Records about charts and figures
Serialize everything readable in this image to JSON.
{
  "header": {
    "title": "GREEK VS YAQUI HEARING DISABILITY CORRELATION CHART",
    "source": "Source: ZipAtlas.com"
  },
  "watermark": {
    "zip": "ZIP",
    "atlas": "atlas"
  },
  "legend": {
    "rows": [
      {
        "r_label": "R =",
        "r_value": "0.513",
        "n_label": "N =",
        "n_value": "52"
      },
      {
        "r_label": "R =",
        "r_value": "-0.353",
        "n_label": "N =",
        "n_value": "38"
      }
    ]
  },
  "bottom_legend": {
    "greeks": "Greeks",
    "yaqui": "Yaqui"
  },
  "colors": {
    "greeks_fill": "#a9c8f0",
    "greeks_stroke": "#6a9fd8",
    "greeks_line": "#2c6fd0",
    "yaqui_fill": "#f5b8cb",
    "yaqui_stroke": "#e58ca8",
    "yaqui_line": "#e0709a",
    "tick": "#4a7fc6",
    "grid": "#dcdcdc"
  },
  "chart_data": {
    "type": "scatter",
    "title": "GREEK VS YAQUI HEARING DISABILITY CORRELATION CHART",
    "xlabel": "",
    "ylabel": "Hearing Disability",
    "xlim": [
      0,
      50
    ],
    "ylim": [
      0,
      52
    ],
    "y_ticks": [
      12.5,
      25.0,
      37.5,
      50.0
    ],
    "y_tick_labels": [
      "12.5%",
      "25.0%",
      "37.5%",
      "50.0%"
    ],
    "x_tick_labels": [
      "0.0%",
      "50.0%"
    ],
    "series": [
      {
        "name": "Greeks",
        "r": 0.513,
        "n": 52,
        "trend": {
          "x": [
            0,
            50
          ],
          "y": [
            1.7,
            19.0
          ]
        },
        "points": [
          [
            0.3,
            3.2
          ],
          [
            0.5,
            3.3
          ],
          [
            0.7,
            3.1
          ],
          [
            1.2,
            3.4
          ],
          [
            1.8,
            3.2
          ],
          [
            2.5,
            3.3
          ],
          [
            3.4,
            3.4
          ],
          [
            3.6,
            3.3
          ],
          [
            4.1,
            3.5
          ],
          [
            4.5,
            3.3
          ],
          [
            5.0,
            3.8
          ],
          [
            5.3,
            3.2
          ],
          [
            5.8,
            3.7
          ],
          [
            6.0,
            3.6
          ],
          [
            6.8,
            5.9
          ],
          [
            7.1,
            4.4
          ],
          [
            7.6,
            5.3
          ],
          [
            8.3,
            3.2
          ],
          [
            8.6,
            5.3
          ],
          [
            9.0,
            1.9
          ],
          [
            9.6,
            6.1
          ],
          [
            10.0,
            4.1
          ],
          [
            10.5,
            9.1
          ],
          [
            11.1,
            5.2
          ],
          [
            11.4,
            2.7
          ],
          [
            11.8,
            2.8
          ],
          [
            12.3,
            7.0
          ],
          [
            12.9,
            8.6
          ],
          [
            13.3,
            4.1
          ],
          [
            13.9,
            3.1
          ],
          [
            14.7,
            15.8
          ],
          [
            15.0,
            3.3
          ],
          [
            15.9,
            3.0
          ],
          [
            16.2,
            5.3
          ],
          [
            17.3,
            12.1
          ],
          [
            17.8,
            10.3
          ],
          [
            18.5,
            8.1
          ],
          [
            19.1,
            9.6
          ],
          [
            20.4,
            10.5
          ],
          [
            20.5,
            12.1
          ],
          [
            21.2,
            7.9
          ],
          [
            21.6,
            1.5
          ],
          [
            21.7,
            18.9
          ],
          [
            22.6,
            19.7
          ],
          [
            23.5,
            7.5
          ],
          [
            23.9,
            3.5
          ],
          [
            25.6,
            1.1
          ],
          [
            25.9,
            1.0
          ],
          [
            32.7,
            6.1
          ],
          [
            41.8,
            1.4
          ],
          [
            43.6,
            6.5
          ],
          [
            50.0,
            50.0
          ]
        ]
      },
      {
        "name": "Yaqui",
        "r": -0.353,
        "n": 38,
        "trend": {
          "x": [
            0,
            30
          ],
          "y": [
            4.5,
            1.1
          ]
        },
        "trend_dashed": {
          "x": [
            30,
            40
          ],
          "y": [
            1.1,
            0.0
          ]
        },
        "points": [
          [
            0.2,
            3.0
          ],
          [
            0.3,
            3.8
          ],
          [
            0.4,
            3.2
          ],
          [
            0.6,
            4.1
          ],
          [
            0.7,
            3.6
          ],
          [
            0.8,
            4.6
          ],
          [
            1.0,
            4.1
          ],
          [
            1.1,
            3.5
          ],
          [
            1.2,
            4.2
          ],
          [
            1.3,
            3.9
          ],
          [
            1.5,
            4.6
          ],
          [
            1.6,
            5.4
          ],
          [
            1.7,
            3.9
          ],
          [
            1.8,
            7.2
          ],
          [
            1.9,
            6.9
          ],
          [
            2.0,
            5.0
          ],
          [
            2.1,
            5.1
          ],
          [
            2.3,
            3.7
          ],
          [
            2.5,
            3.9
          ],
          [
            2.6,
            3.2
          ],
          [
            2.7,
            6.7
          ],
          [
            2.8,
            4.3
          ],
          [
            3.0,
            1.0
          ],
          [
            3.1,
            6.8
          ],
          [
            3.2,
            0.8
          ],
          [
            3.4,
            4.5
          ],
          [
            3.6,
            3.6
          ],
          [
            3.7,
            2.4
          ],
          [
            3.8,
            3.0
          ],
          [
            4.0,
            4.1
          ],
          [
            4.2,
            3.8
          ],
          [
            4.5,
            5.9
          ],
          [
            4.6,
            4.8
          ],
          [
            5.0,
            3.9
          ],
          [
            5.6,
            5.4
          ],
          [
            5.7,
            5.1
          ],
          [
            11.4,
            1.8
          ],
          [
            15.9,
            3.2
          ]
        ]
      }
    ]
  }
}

YOUR INSTRUCTIONS
Copy each line of the data above without altering a single character.

TASK ANSWER
Serialize everything readable in this image to JSON.
{
  "header": {
    "title": "GREEK VS YAQUI HEARING DISABILITY CORRELATION CHART",
    "source": "Source: ZipAtlas.com"
  },
  "watermark": {
    "zip": "ZIP",
    "atlas": "atlas"
  },
  "legend": {
    "rows": [
      {
        "r_label": "R =",
        "r_value": "0.513",
        "n_label": "N =",
        "n_value": "52"
      },
      {
        "r_label": "R =",
        "r_value": "-0.353",
        "n_label": "N =",
        "n_value": "38"
      }
    ]
  },
  "bottom_legend": {
    "greeks": "Greeks",
    "yaqui": "Yaqui"
  },
  "colors": {
    "greeks_fill": "#a9c8f0",
    "greeks_stroke": "#6a9fd8",
    "greeks_line": "#2c6fd0",
    "yaqui_fill": "#f5b8cb",
    "yaqui_stroke": "#e58ca8",
    "yaqui_line": "#e0709a",
    "tick": "#4a7fc6",
    "grid": "#dcdcdc"
  },
  "chart_data": {
    "type": "scatter",
    "title": "GREEK VS YAQUI HEARING DISABILITY CORRELATION CHART",
    "xlabel": "",
    "ylabel": "Hearing Disability",
    "xlim": [
      0,
      50
    ],
    "ylim": [
      0,
      52
    ],
    "y_ticks": [
      12.5,
      25.0,
      37.5,
      50.0
    ],
    "y_tick_labels": [
      "12.5%",
      "25.0%",
      "37.5%",
      "50.0%"
    ],
    "x_tick_labels": [
      "0.0%",
      "50.0%"
    ],
    "series": [
      {
        "name": "Greeks",
        "r": 0.513,
        "n": 52,
        "trend": {
          "x": [
            0,
            50
          ],
          "y": [
            1.7,
            19.0
          ]
        },
        "points": [
          [
            0.3,
            3.2
          ],
          [
            0.5,
            3.3
          ],
          [
            0.7,
            3.1
          ],
          [
            1.2,
            3.4
          ],
          [
            1.8,
            3.2
          ],
          [
            2.5,
            3.3
          ],
          [
            3.4,
            3.4
          ],
          [
            3.6,
            3.3
          ],
          [
            4.1,
            3.5
          ],
          [
            4.5,
            3.3
          ],
          [
            5.0,
            3.8
          ],
          [
            5.3,
            3.2
          ],
          [
            5.8,
            3.7
          ],
          [
            6.0,
            3.6
          ],
          [
            6.8,
            5.9
          ],
          [
            7.1,
            4.4
          ],
          [
            7.6,
            5.3
          ],
          [
            8.3,
            3.2
          ],
          [
            8.6,
            5.3
          ],
          [
            9.0,
            1.9
          ],
          [
            9.6,
            6.1
          ],
          [
            10.0,
            4.1
          ],
          [
            10.5,
            9.1
          ],
          [
            11.1,
            5.2
          ],
          [
            11.4,
            2.7
          ],
          [
            11.8,
            2.8
          ],
          [
            12.3,
            7.0
          ],
          [
            12.9,
            8.6
          ],
          [
            13.3,
            4.1
          ],
          [
            13.9,
            3.1
          ],
          [
            14.7,
            15.8
          ],
          [
            15.0,
            3.3
          ],
          [
            15.9,
            3.0
          ],
          [
            16.2,
            5.3
          ],
          [
            17.3,
            12.1
          ],
          [
            17.8,
            10.3
          ],
          [
            18.5,
            8.1
          ],
          [
            19.1,
            9.6
          ],
          [
            20.4,
            10.5
          ],
          [
            20.5,
            12.1
          ],
          [
            21.2,
            7.9
          ],
          [
            21.6,
            1.5
          ],
          [
            21.7,
            18.9
          ],
          [
            22.6,
            19.7
          ],
          [
            23.5,
            7.5
          ],
          [
            23.9,
            3.5
          ],
          [
            25.6,
            1.1
          ],
          [
            25.9,
            1.0
          ],
          [
            32.7,
            6.1
          ],
          [
            41.8,
            1.4
          ],
          [
            43.6,
            6.5
          ],
          [
            50.0,
            50.0
          ]
        ]
      },
      {
        "name": "Yaqui",
        "r": -0.353,
        "n": 38,
        "trend": {
          "x": [
            0,
            30
          ],
          "y": [
            4.5,
            1.1
          ]
        },
        "trend_dashed": {
          "x": [
            30,
            40
          ],
          "y": [
            1.1,
            0.0
          ]
        },
        "points": [
          [
            0.2,
            3.0
          ],
          [
            0.3,
            3.8
          ],
          [
            0.4,
            3.2
          ],
          [
            0.6,
            4.1
          ],
          [
            0.7,
            3.6
          ],
          [
            0.8,
            4.6
          ],
          [
            1.0,
            4.1
          ],
          [
            1.1,
            3.5
          ],
          [
            1.2,
            4.2
          ],
          [
            1.3,
            3.9
          ],
          [
            1.5,
            4.6
          ],
          [
            1.6,
            5.4
          ],
          [
            1.7,
            3.9
          ],
          [
            1.8,
            7.2
          ],
          [
            1.9,
            6.9
          ],
          [
            2.0,
            5.0
          ],
          [
            2.1,
            5.1
          ],
          [
            2.3,
            3.7
          ],
          [
            2.5,
            3.9
          ],
          [
            2.6,
            3.2
          ],
          [
            2.7,
            6.7
          ],
          [
            2.8,
            4.3
          ],
          [
            3.0,
            1.0
          ],
          [
            3.1,
            6.8
          ],
          [
            3.2,
            0.8
          ],
          [
            3.4,
            4.5
          ],
          [
            3.6,
            3.6
          ],
          [
            3.7,
            2.4
          ],
          [
            3.8,
            3.0
          ],
          [
            4.0,
            4.1
          ],
          [
            4.2,
            3.8
          ],
          [
            4.5,
            5.9
          ],
          [
            4.6,
            4.8
          ],
          [
            5.0,
            3.9
          ],
          [
            5.6,
            5.4
          ],
          [
            5.7,
            5.1
          ],
          [
            11.4,
            1.8
          ],
          [
            15.9,
            3.2
          ]
        ]
      }
    ]
  }
}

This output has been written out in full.